→ **AIM OF THE EXERCISE**: Write the records below out in full, character for character, with no pictures.

→ **RECORDS PROVIDED**:

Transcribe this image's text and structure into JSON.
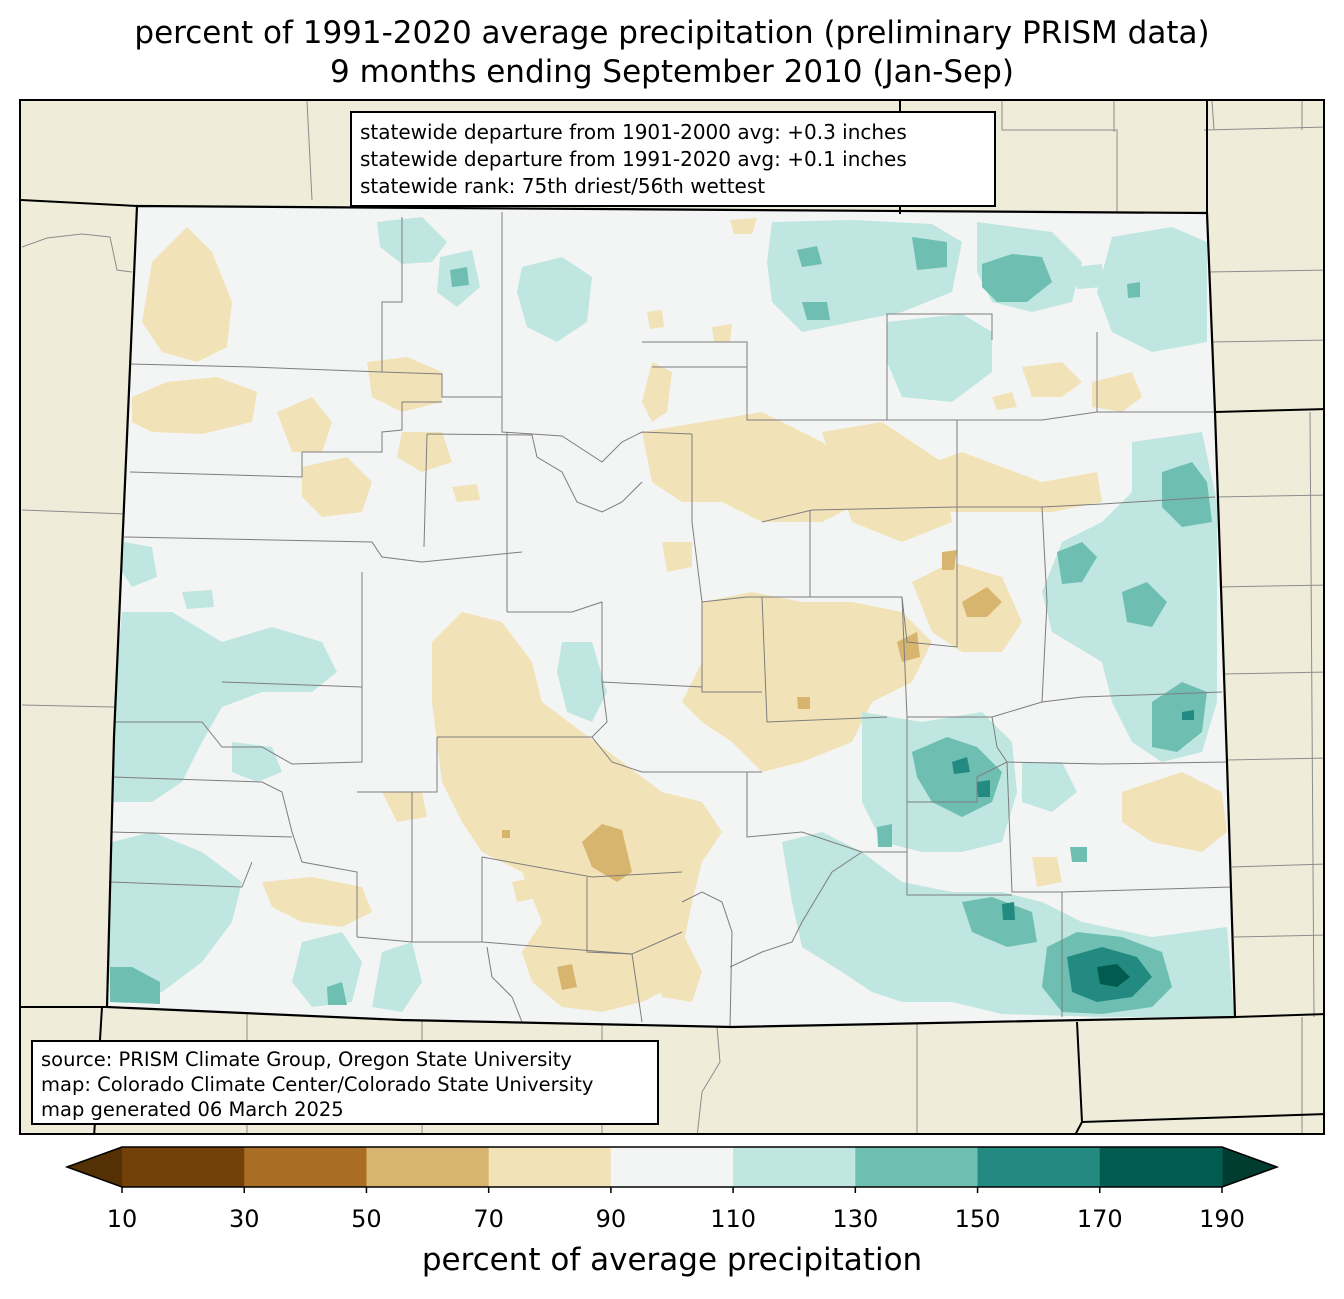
{
  "title": {
    "line1": "percent of 1991-2020 average precipitation (preliminary PRISM data)",
    "line2": "9 months ending September 2010 (Jan-Sep)"
  },
  "stats": {
    "line1": "statewide departure from 1901-2000 avg: +0.3 inches",
    "line2": "statewide departure from 1991-2020 avg: +0.1 inches",
    "line3": "statewide rank: 75th driest/56th wettest"
  },
  "source": {
    "line1": "source: PRISM Climate Group, Oregon State University",
    "line2": "map: Colorado Climate Center/Colorado State University",
    "line3": "map generated 06 March 2025"
  },
  "colorbar": {
    "label": "percent of average precipitation",
    "ticks": [
      "10",
      "30",
      "50",
      "70",
      "90",
      "110",
      "130",
      "150",
      "170",
      "190"
    ],
    "under_color": "#543005",
    "over_color": "#003c30",
    "bins": [
      {
        "range": "10-30",
        "color": "#744009"
      },
      {
        "range": "30-50",
        "color": "#a96d23"
      },
      {
        "range": "50-70",
        "color": "#d8b56f"
      },
      {
        "range": "70-90",
        "color": "#f2e2b7"
      },
      {
        "range": "90-110",
        "color": "#f3f5f4"
      },
      {
        "range": "110-130",
        "color": "#bfe6e0"
      },
      {
        "range": "130-150",
        "color": "#6ebfb2"
      },
      {
        "range": "150-170",
        "color": "#228a80"
      },
      {
        "range": "170-190",
        "color": "#015c4f"
      }
    ]
  },
  "colors": {
    "land_background": "#efedda",
    "state_border": "#000000",
    "county_lines": "#808080"
  }
}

→ **SOLVED PROBLEM**:
Transcribe this image's text and structure into JSON.
{
  "title": {
    "line1": "percent of 1991-2020 average precipitation (preliminary PRISM data)",
    "line2": "9 months ending September 2010 (Jan-Sep)"
  },
  "stats": {
    "line1": "statewide departure from 1901-2000 avg: +0.3 inches",
    "line2": "statewide departure from 1991-2020 avg: +0.1 inches",
    "line3": "statewide rank: 75th driest/56th wettest"
  },
  "source": {
    "line1": "source: PRISM Climate Group, Oregon State University",
    "line2": "map: Colorado Climate Center/Colorado State University",
    "line3": "map generated 06 March 2025"
  },
  "colorbar": {
    "label": "percent of average precipitation",
    "ticks": [
      "10",
      "30",
      "50",
      "70",
      "90",
      "110",
      "130",
      "150",
      "170",
      "190"
    ],
    "under_color": "#543005",
    "over_color": "#003c30",
    "bins": [
      {
        "range": "10-30",
        "color": "#744009"
      },
      {
        "range": "30-50",
        "color": "#a96d23"
      },
      {
        "range": "50-70",
        "color": "#d8b56f"
      },
      {
        "range": "70-90",
        "color": "#f2e2b7"
      },
      {
        "range": "90-110",
        "color": "#f3f5f4"
      },
      {
        "range": "110-130",
        "color": "#bfe6e0"
      },
      {
        "range": "130-150",
        "color": "#6ebfb2"
      },
      {
        "range": "150-170",
        "color": "#228a80"
      },
      {
        "range": "170-190",
        "color": "#015c4f"
      }
    ]
  },
  "colors": {
    "land_background": "#efedda",
    "state_border": "#000000",
    "county_lines": "#808080"
  }
}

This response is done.